▸ SHORT TASK
Find the string "Warum" in the entries and copy each line that has it.

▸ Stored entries

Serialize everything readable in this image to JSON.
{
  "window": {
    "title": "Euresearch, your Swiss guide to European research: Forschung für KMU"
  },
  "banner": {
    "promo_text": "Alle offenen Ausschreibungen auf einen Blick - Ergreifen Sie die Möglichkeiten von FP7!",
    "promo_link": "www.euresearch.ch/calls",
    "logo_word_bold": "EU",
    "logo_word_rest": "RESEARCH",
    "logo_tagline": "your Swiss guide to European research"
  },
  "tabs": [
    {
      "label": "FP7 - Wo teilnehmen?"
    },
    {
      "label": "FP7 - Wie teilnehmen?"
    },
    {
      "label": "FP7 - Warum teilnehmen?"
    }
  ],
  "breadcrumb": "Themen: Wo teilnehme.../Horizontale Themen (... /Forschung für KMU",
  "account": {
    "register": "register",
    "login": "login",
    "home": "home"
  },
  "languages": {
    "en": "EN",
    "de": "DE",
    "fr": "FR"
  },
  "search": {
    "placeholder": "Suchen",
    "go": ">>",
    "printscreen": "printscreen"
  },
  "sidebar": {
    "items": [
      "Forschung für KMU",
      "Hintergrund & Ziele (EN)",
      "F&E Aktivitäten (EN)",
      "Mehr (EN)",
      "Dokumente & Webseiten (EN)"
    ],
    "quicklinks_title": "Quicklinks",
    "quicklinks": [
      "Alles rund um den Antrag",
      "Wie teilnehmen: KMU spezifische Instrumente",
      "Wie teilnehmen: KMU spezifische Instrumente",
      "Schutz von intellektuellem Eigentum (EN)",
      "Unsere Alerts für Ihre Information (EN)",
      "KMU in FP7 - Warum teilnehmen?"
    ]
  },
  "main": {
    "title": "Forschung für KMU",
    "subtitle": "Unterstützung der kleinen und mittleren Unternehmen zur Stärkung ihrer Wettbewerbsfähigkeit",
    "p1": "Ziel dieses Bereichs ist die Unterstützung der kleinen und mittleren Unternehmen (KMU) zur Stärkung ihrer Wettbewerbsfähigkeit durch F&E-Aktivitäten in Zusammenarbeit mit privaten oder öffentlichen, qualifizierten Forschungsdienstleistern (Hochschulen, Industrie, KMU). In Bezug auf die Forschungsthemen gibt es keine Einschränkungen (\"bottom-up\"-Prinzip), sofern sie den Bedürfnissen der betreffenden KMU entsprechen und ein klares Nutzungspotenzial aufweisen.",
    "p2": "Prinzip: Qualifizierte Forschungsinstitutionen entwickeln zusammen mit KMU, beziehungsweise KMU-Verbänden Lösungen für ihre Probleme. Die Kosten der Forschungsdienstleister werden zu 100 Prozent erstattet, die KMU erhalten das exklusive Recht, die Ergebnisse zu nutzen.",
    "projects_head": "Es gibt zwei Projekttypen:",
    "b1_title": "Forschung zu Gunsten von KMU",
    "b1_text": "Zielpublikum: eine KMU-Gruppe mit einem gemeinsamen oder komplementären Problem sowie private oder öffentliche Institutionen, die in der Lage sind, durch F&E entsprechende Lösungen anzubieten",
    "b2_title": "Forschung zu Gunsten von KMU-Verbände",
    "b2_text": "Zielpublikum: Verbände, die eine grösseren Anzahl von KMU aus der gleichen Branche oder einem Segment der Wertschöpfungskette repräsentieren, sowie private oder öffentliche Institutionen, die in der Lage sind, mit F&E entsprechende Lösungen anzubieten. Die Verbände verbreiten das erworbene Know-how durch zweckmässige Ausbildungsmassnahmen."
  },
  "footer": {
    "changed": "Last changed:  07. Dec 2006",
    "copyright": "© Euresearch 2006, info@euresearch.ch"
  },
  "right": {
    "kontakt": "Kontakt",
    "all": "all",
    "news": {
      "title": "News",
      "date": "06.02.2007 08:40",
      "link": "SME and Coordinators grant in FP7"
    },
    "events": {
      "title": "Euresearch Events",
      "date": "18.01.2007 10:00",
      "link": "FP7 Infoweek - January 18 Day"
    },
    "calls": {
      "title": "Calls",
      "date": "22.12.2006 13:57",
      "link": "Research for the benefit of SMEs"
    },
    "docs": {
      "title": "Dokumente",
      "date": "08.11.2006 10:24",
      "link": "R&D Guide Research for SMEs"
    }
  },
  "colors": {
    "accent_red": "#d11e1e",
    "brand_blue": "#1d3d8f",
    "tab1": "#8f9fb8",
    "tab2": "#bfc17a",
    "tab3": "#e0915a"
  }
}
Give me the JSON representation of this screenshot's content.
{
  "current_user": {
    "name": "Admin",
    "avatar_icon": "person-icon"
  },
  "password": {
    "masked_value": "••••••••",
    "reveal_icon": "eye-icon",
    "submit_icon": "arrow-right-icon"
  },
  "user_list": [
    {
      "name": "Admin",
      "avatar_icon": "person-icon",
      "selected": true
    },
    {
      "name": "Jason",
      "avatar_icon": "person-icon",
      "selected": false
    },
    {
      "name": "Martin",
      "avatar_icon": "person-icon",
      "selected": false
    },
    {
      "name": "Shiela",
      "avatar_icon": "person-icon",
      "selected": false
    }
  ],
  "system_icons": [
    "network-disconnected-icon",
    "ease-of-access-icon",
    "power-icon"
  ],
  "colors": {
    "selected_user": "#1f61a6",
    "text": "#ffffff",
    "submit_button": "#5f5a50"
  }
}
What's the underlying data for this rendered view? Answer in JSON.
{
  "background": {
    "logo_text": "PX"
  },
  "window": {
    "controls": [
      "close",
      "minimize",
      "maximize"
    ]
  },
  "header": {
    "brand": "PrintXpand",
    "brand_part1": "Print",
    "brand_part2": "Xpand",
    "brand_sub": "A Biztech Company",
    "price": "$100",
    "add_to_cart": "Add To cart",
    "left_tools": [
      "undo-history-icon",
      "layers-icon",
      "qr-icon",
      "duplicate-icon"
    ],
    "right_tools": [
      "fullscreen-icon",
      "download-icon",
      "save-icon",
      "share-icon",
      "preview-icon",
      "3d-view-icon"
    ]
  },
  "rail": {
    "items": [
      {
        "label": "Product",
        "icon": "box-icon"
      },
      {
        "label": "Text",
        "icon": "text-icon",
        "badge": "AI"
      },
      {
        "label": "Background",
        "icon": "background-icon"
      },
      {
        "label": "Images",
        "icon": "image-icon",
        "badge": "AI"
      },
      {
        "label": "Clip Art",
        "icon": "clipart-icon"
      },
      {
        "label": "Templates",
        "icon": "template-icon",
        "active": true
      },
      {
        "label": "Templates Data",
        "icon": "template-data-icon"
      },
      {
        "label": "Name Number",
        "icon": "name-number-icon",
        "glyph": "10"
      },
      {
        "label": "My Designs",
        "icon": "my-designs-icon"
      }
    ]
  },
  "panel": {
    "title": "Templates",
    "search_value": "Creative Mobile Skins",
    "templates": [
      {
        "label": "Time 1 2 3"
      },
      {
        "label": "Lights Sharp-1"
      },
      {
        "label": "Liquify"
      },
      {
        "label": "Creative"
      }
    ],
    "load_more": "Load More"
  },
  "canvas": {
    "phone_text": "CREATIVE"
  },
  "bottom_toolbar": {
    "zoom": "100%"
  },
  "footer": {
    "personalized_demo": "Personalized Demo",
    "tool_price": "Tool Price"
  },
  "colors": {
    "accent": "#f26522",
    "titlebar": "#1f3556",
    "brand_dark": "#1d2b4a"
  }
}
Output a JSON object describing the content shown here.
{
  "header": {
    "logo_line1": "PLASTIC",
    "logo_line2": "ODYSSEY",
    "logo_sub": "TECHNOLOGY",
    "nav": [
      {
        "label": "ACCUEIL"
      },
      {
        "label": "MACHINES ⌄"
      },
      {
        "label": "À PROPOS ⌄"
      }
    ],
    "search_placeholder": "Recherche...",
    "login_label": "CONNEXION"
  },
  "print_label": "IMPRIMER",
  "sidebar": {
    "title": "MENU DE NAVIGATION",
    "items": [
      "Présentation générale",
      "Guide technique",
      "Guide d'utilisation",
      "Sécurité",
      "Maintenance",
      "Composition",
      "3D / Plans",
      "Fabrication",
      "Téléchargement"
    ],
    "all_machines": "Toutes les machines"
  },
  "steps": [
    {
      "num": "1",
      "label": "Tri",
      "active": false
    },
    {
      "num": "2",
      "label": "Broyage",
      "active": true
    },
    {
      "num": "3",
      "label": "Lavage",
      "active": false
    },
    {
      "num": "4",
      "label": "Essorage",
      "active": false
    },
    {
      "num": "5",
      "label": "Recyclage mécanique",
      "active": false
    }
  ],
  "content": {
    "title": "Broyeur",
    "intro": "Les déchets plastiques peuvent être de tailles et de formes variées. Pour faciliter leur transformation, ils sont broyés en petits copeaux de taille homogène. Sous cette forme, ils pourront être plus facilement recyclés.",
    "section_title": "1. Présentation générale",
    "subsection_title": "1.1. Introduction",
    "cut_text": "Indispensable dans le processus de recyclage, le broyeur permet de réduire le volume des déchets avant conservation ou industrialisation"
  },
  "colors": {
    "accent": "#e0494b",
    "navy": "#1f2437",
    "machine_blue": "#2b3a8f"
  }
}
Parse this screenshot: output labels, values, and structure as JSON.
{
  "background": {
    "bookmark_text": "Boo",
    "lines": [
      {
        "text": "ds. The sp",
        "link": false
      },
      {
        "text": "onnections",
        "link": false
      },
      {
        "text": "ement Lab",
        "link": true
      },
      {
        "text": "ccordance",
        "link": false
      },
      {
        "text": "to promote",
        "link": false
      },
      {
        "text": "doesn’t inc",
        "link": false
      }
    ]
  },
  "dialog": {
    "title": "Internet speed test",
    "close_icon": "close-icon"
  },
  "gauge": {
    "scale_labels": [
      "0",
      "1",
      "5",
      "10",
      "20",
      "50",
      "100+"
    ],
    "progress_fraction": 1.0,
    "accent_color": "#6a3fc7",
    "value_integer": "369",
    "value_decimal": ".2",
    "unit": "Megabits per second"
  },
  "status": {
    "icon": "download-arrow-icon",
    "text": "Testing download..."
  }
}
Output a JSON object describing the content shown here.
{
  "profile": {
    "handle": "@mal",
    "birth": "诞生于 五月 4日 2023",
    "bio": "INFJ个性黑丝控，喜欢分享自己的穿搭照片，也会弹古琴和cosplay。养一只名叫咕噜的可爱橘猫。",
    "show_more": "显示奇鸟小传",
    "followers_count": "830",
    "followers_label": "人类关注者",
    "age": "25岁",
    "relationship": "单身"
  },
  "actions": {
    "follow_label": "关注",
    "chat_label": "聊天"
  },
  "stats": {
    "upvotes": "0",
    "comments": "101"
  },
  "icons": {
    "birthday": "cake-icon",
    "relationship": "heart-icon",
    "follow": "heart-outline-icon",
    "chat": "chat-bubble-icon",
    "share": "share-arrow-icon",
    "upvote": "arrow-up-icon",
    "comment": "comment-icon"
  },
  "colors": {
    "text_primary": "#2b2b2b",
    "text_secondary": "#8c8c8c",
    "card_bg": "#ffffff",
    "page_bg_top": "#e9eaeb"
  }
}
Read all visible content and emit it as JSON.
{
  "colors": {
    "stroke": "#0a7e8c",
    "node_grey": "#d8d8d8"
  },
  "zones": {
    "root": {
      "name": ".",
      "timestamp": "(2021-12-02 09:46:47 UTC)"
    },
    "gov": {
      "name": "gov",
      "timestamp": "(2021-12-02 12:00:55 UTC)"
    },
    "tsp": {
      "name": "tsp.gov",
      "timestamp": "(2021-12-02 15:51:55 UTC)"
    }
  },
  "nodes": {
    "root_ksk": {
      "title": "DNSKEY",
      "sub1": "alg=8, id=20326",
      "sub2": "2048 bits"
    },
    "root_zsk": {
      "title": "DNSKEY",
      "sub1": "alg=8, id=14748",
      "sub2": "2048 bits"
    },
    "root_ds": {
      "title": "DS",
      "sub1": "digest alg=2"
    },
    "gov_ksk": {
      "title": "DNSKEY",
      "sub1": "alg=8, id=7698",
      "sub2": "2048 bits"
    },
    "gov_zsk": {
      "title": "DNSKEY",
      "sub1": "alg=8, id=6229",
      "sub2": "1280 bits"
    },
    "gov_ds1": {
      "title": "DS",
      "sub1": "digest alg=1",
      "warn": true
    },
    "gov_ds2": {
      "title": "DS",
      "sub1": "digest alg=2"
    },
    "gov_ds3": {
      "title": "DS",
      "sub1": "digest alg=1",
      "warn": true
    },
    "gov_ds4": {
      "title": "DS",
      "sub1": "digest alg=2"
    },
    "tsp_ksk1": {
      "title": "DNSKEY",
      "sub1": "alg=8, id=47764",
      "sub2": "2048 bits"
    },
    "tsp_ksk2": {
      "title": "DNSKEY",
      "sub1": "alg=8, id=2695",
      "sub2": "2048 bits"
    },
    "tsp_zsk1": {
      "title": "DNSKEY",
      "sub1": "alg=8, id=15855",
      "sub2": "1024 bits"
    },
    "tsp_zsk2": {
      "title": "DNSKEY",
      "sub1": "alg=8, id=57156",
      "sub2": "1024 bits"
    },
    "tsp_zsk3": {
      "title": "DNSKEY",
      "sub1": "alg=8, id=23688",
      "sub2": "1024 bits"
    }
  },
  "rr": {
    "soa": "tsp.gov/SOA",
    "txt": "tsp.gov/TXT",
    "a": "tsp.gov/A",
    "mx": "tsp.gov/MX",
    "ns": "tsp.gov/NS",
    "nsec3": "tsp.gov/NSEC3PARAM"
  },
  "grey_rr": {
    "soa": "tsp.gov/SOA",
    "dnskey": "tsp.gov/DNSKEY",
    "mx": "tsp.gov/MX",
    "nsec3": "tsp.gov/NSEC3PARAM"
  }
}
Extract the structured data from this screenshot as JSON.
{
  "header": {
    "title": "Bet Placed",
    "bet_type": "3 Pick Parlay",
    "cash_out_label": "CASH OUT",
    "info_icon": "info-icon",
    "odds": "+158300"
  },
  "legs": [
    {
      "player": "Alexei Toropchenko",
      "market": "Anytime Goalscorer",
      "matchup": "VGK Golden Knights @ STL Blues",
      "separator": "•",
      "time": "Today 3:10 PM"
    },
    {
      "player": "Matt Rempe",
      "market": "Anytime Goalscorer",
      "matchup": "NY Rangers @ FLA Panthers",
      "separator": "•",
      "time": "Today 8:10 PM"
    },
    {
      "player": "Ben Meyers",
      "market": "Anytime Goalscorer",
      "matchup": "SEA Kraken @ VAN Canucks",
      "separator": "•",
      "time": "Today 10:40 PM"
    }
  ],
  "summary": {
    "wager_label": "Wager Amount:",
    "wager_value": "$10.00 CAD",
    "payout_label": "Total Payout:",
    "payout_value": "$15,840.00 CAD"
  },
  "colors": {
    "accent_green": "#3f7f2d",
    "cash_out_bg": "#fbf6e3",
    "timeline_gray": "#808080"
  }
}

▸ RESPONSE FOR THIS EXERCISE
      "label": "FP7 - Warum teilnehmen?"
      "KMU in FP7 - Warum teilnehmen?"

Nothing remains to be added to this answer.